>> BEGIN

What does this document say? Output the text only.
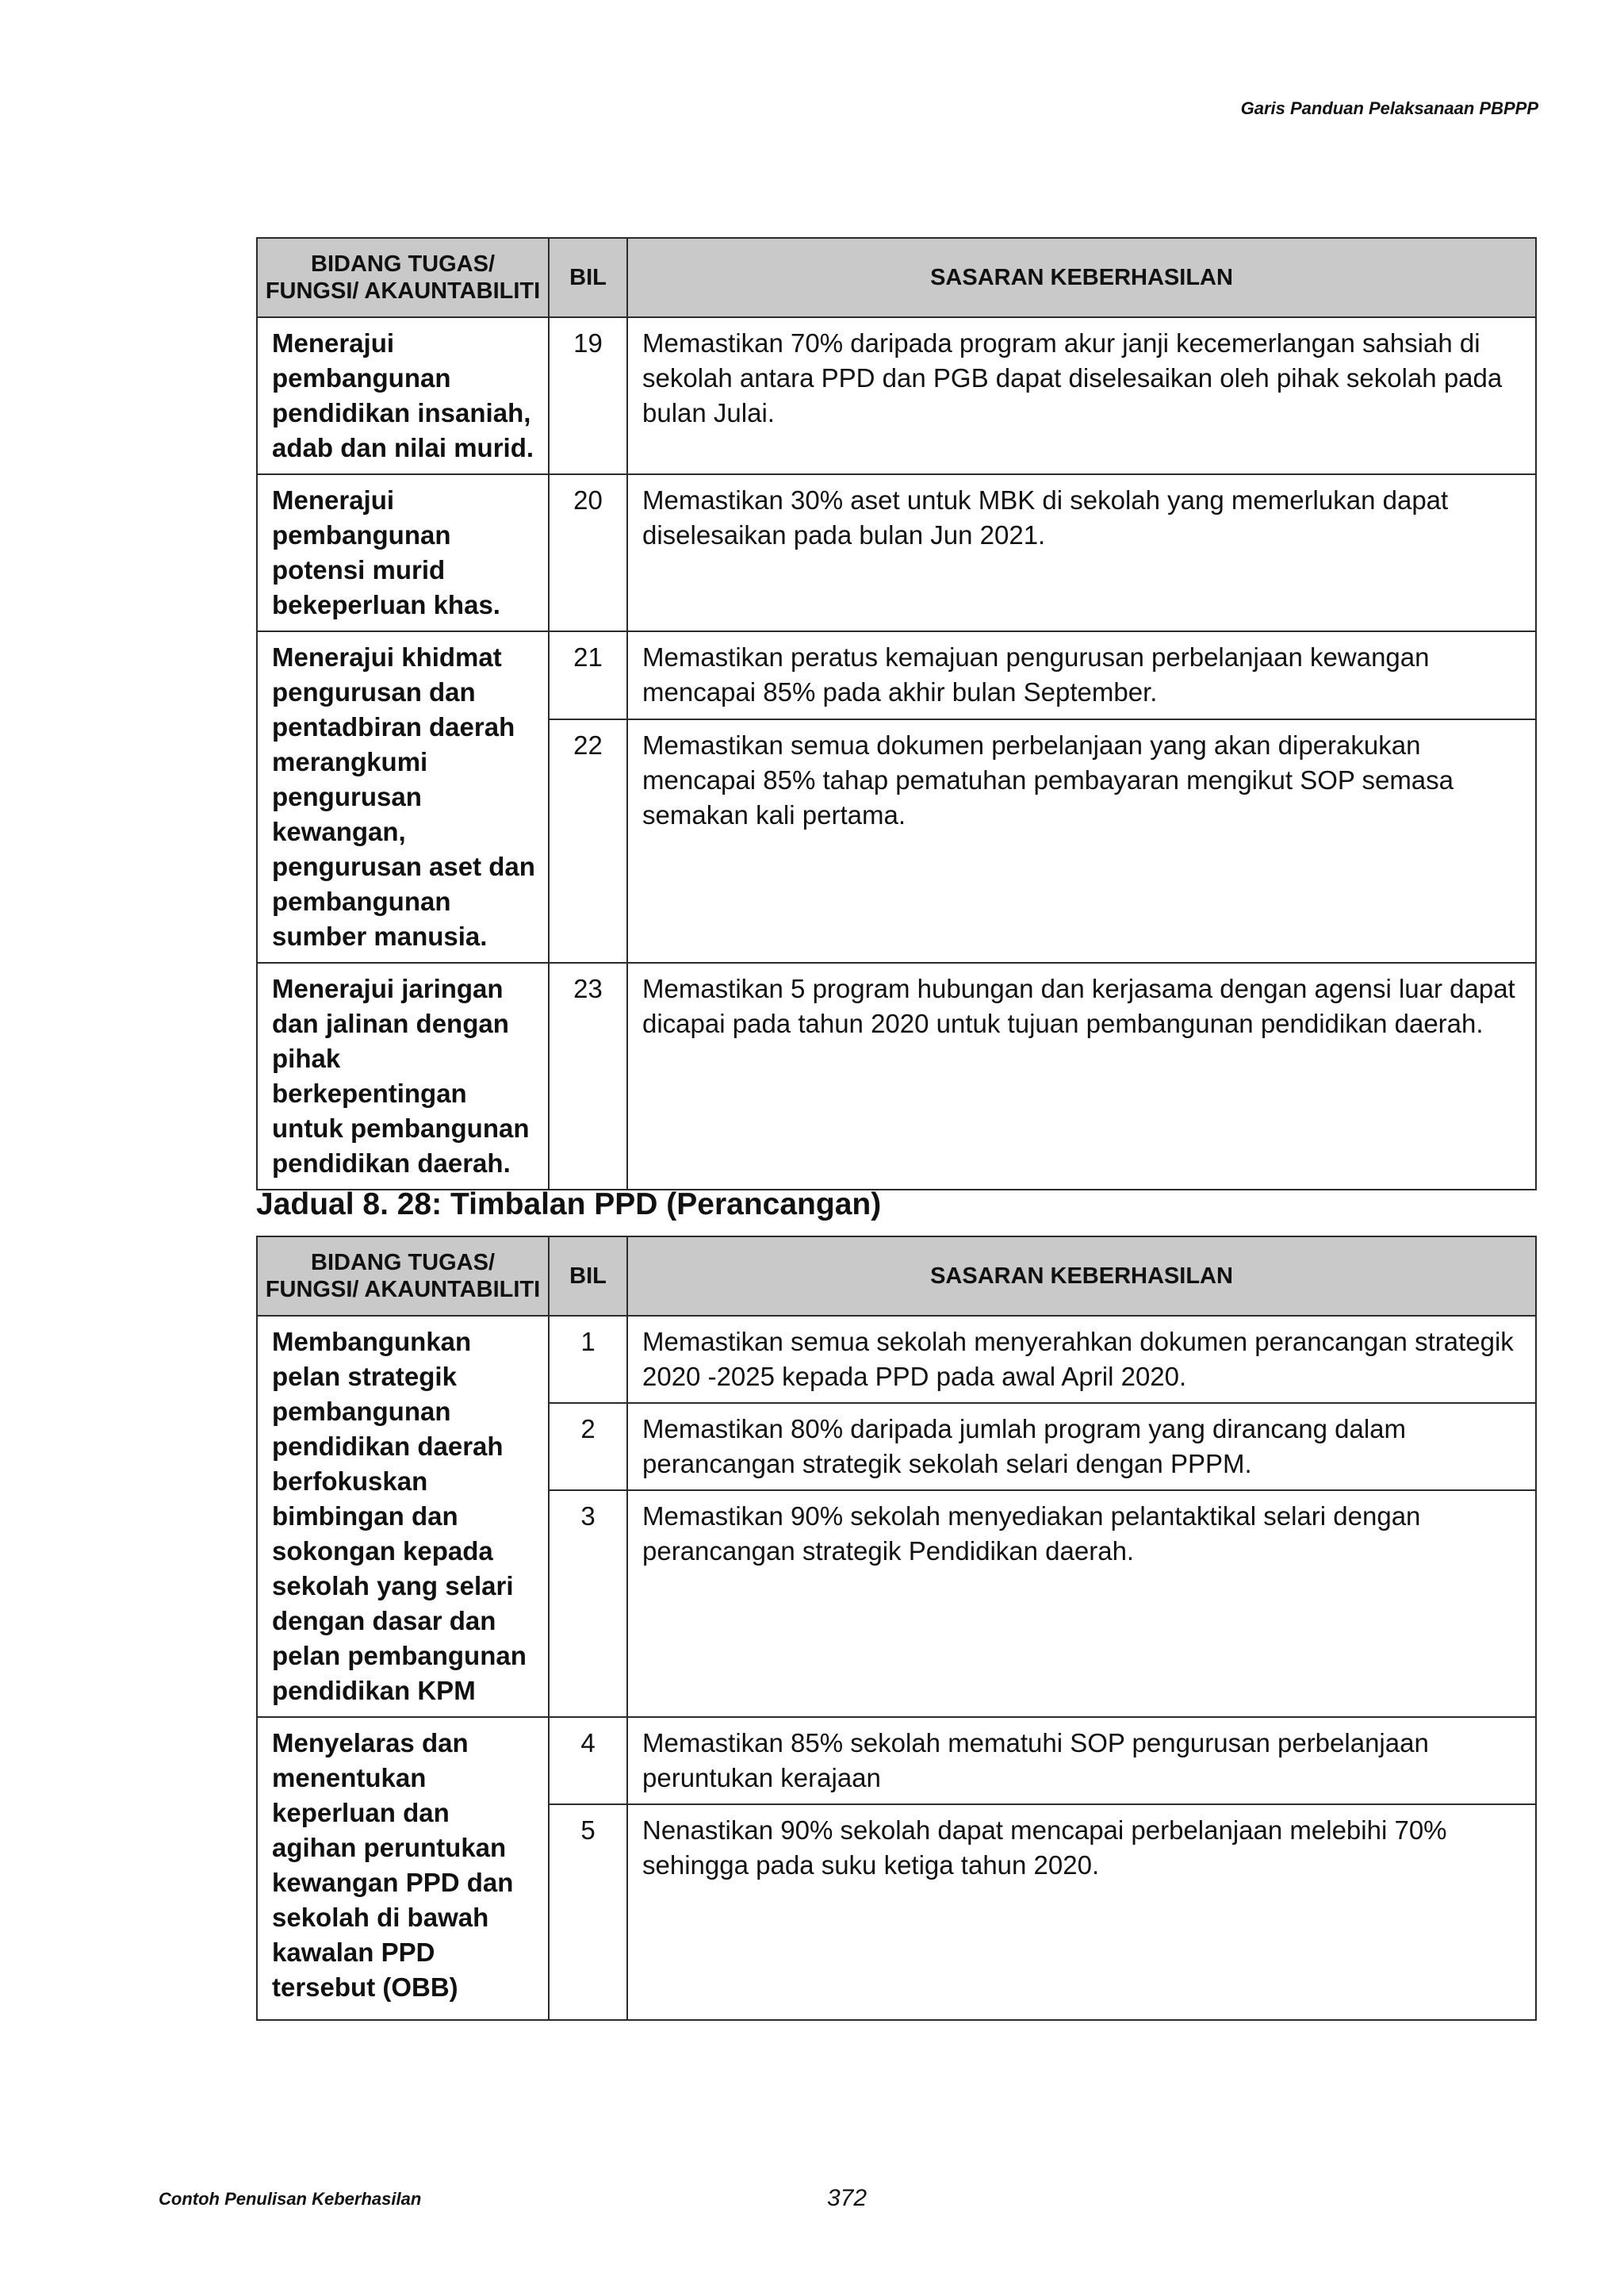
Garis Panduan Pelaksanaan PBPPP
BIDANG TUGAS/ FUNGSI/ AKAUNTABILITI	BIL	SASARAN KEBERHASILAN
Menerajui pembangunan pendidikan insaniah, adab dan nilai murid.	19	Memastikan 70% daripada program akur janji kecemerlangan sahsiah di sekolah antara PPD dan PGB dapat diselesaikan oleh pihak sekolah pada bulan Julai.
Menerajui pembangunan potensi murid bekeperluan khas.	20	Memastikan 30% aset untuk MBK di sekolah yang memerlukan dapat diselesaikan pada bulan Jun 2021.
Menerajui khidmat pengurusan dan pentadbiran daerah merangkumi pengurusan kewangan, pengurusan aset dan pembangunan sumber manusia.	21	Memastikan peratus kemajuan pengurusan perbelanjaan kewangan mencapai 85% pada akhir bulan September.
	22	Memastikan semua dokumen perbelanjaan yang akan diperakukan mencapai 85% tahap pematuhan pembayaran mengikut SOP semasa semakan kali pertama.
Menerajui jaringan dan jalinan dengan pihak berkepentingan untuk pembangunan pendidikan daerah.	23	Memastikan 5 program hubungan dan kerjasama dengan agensi luar dapat dicapai pada tahun 2020 untuk tujuan pembangunan pendidikan daerah.
Jadual 8. 28: Timbalan PPD (Perancangan)
BIDANG TUGAS/ FUNGSI/ AKAUNTABILITI	BIL	SASARAN KEBERHASILAN
Membangunkan pelan strategik pembangunan pendidikan daerah berfokuskan bimbingan dan sokongan kepada sekolah yang selari dengan dasar dan pelan pembangunan pendidikan KPM	1	Memastikan semua sekolah menyerahkan dokumen perancangan strategik 2020 -2025 kepada PPD pada awal April 2020.
	2	Memastikan 80% daripada jumlah program yang dirancang dalam perancangan strategik sekolah selari dengan PPPM.
	3	Memastikan 90% sekolah menyediakan pelantaktikal selari dengan perancangan strategik Pendidikan daerah.
Menyelaras dan menentukan keperluan dan agihan peruntukan kewangan PPD dan sekolah di bawah kawalan PPD tersebut (OBB)	4	Memastikan 85% sekolah mematuhi SOP pengurusan perbelanjaan peruntukan kerajaan
	5	Nenastikan 90% sekolah dapat mencapai perbelanjaan melebihi 70% sehingga pada suku ketiga tahun 2020.
Contoh Penulisan Keberhasilan	372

>> END

The exercise
Output the entries above exactly. Drop the pictures.

Worked answer
What does this document say? Output the text only.
Garis Panduan Pelaksanaan PBPPP
BIDANG TUGAS/ FUNGSI/ AKAUNTABILITI	BIL	SASARAN KEBERHASILAN
Menerajui pembangunan pendidikan insaniah, adab dan nilai murid.	19	Memastikan 70% daripada program akur janji kecemerlangan sahsiah di sekolah antara PPD dan PGB dapat diselesaikan oleh pihak sekolah pada bulan Julai.
Menerajui pembangunan potensi murid bekeperluan khas.	20	Memastikan 30% aset untuk MBK di sekolah yang memerlukan dapat diselesaikan pada bulan Jun 2021.
Menerajui khidmat pengurusan dan pentadbiran daerah merangkumi pengurusan kewangan, pengurusan aset dan pembangunan sumber manusia.	21	Memastikan peratus kemajuan pengurusan perbelanjaan kewangan mencapai 85% pada akhir bulan September.
	22	Memastikan semua dokumen perbelanjaan yang akan diperakukan mencapai 85% tahap pematuhan pembayaran mengikut SOP semasa semakan kali pertama.
Menerajui jaringan dan jalinan dengan pihak berkepentingan untuk pembangunan pendidikan daerah.	23	Memastikan 5 program hubungan dan kerjasama dengan agensi luar dapat dicapai pada tahun 2020 untuk tujuan pembangunan pendidikan daerah.
Jadual 8. 28: Timbalan PPD (Perancangan)
BIDANG TUGAS/ FUNGSI/ AKAUNTABILITI	BIL	SASARAN KEBERHASILAN
Membangunkan pelan strategik pembangunan pendidikan daerah berfokuskan bimbingan dan sokongan kepada sekolah yang selari dengan dasar dan pelan pembangunan pendidikan KPM	1	Memastikan semua sekolah menyerahkan dokumen perancangan strategik 2020 -2025 kepada PPD pada awal April 2020.
	2	Memastikan 80% daripada jumlah program yang dirancang dalam perancangan strategik sekolah selari dengan PPPM.
	3	Memastikan 90% sekolah menyediakan pelantaktikal selari dengan perancangan strategik Pendidikan daerah.
Menyelaras dan menentukan keperluan dan agihan peruntukan kewangan PPD dan sekolah di bawah kawalan PPD tersebut (OBB)	4	Memastikan 85% sekolah mematuhi SOP pengurusan perbelanjaan peruntukan kerajaan
	5	Nenastikan 90% sekolah dapat mencapai perbelanjaan melebihi 70% sehingga pada suku ketiga tahun 2020.
Contoh Penulisan Keberhasilan	372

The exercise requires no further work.